**Objectives:**
1. From the Bernhard Heiden biography, list the instruments he learned when he began formal music lessons.
2. Write the next part of the Bernhard Heiden biography, picking up after its last sentence.

- Composer Bernhard Heiden

= Bernhard Heiden =

American classical composer

Bernhard Heiden (b. Frankfurt am Main, August 24, 1910; d. Bloomington, Indiana, April 30, 2000) was a Jewish emigre from Nazi Germany and a German-American composer who taught as a professor at the Indiana University School of Music from 1946 until his retirement in 1981.

The son of Martha (née Heiden-Heimer) and Ernst Levi, Heiden was originally named Bernhard Levi and later changed his name. Drawn to music as a youngster, he composed his first pieces at age six. When he began formal music lessons, he learned music theory in addition to three instruments: piano, clarinet, and violin. Following his secondary schooling at Frankfurt's noted Goethe Gymnasium, where a classmate was the later émigré author Richard Plant, Heiden enrolled at the Hochschule für Musik in Berlin in 1929 at the age of nineteen and studied music composition under Paul Hindemith, one of the foremost German composers of the twentieth century. In 1933, his last year at the Berlin conservatory, he was awarded the Mendelssohn Prize in composition. He was subsequently employed as an orchestral clarinetist.

(Coordinate annotation records)
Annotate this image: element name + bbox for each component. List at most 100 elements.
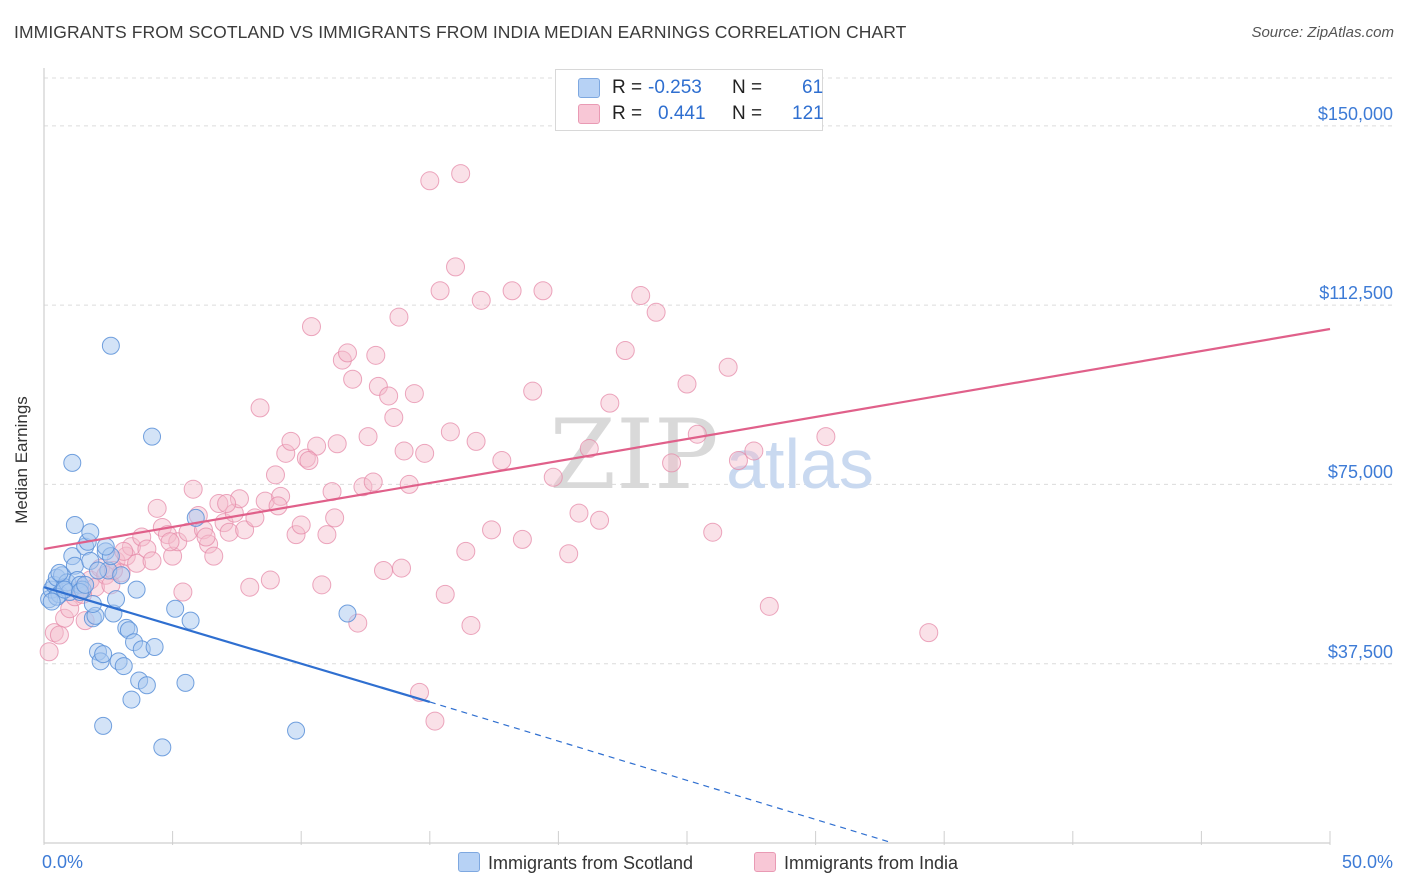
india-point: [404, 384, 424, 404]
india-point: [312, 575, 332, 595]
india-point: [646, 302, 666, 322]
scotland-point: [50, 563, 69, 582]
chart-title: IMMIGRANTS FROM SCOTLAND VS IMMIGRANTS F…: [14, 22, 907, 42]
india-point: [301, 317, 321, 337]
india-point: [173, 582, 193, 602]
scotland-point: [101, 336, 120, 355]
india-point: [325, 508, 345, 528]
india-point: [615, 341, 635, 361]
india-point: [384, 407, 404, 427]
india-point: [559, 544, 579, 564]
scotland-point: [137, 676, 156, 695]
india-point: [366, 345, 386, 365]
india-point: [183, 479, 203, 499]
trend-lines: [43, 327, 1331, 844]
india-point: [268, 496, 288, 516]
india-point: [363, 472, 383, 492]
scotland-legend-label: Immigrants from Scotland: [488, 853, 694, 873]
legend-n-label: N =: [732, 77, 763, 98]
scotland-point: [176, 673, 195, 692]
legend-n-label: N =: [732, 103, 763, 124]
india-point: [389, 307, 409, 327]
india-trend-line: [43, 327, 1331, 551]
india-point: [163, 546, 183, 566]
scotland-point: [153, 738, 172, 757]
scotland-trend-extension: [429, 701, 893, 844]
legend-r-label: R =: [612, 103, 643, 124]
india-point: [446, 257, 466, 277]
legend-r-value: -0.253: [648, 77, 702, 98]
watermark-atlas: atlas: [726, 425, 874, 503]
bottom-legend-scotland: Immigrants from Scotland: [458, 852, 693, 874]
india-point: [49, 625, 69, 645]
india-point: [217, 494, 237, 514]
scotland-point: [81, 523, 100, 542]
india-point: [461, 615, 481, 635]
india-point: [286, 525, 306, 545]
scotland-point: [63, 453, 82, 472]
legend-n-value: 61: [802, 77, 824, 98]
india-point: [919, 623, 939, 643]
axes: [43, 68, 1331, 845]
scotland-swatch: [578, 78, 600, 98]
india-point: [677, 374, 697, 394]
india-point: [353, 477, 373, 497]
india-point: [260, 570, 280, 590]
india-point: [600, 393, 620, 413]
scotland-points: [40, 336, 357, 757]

**Task-by-task answers:**
1. Piano, clarinet, violin

2.
In 1934 Heiden married pianist Cola de Joncheere, who had been a classmate at the Hochschule für Musik. In 1935 they left Nazi Germany and emigrated to Detroit, where Heiden taught at the Art Center Music School for eight years. During this time he conducted the Detroit Chamber Orchestra in addition to giving piano, harpsichord, and general chamber music recitals. After being naturalized as an American citizen in 1941, he enrolled in the United States Army in 1943 and served as an Assistant Bandmaster of the 445th Army Service Band, for which he made over 100 arrangements. After the close of World War II Heiden enrolled at Cornell University and received his Master's degree in 1946. That year he joined the faculty of the Indiana University School of Music, where he served as chair of the Composition Department until 1974. He was named an emeritus professor in 1981 and continued composing music up until his death at the age of 89 on April 30, 2000.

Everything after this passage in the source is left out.